*** Dataset excerpts
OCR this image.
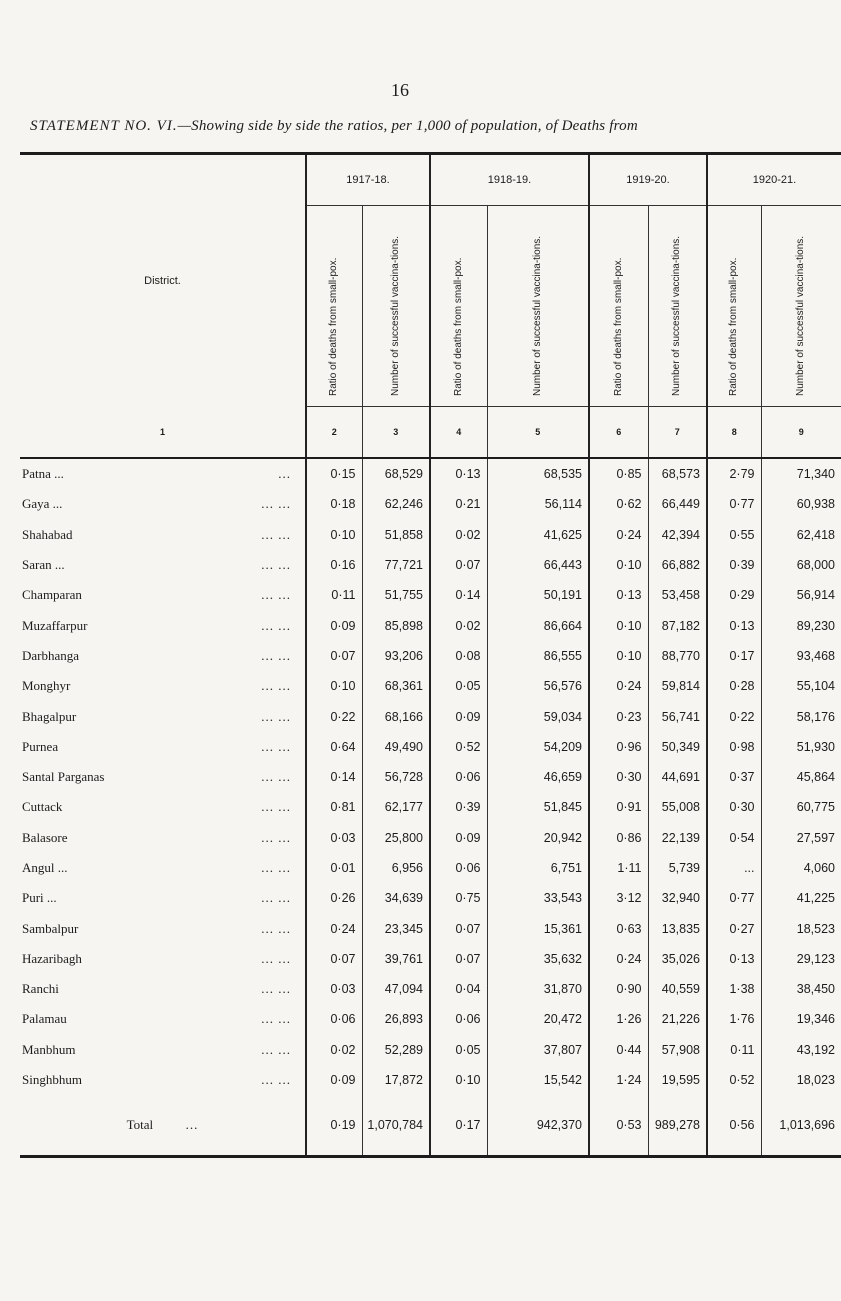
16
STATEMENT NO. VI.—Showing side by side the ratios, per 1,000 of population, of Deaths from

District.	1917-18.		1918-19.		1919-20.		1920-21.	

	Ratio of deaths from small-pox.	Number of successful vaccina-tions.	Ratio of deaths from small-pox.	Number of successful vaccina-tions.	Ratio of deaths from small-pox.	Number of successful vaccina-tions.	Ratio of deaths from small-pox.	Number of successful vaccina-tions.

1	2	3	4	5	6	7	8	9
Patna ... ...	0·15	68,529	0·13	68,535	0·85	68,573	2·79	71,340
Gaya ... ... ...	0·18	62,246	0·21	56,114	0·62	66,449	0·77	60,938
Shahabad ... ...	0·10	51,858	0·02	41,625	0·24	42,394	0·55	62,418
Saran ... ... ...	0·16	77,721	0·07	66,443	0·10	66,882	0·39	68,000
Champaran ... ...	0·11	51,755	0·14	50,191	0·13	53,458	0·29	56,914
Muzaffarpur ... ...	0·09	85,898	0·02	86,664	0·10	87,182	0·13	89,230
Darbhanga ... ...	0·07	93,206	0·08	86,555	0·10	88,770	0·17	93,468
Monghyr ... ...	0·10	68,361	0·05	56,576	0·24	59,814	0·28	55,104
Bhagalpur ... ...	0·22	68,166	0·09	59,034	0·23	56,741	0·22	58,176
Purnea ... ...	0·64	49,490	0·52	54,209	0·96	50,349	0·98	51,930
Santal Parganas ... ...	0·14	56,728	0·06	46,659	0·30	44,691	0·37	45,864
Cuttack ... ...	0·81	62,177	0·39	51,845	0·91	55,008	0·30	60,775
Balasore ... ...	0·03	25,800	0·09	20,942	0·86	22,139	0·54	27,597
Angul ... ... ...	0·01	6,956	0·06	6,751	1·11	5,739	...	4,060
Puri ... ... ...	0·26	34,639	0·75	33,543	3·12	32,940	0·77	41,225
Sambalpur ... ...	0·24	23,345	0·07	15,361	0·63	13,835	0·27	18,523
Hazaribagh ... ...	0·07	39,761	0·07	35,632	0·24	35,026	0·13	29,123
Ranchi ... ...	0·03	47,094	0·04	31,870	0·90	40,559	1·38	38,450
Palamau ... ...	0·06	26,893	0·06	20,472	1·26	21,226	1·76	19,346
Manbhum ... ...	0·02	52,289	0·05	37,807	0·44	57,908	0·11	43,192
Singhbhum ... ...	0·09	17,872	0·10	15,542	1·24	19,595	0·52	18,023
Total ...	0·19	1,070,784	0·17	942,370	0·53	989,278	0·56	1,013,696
******
*** Dataset excerpts
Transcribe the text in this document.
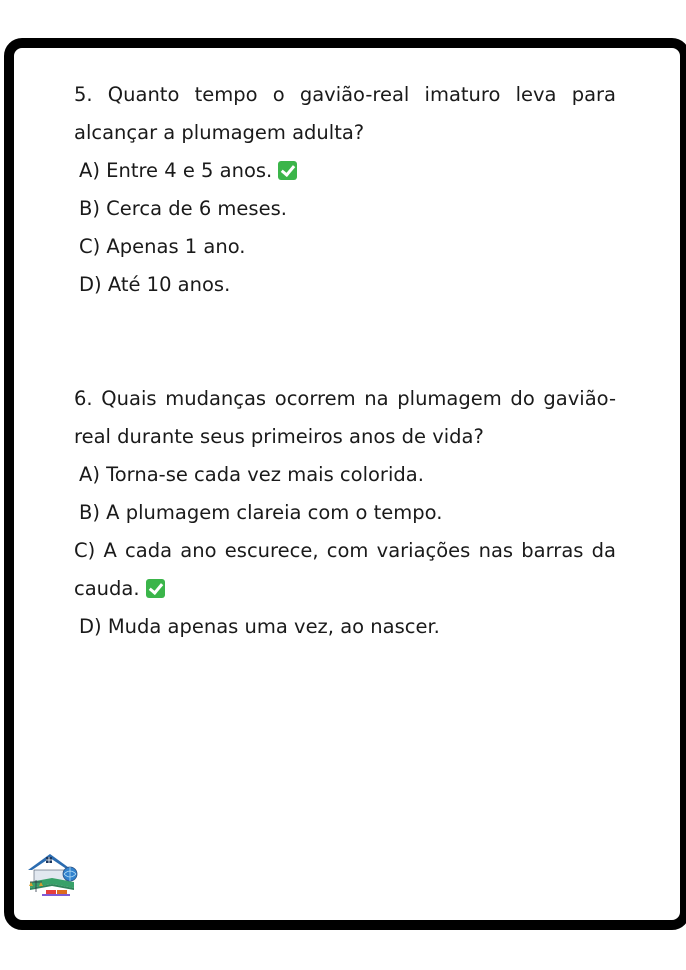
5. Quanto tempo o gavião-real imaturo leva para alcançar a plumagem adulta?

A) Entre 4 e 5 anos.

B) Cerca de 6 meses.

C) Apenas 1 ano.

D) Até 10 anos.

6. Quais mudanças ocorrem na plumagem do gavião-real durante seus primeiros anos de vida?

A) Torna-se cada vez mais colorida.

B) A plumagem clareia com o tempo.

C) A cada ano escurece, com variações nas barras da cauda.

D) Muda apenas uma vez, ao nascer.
******
Collect each line containing the string "anos".

Output.
A) Entre 4 e 5 anos.
D) Até 10 anos.
6. Quais mudanças ocorrem na plumagem do gavião-real durante seus primeiros anos de vida?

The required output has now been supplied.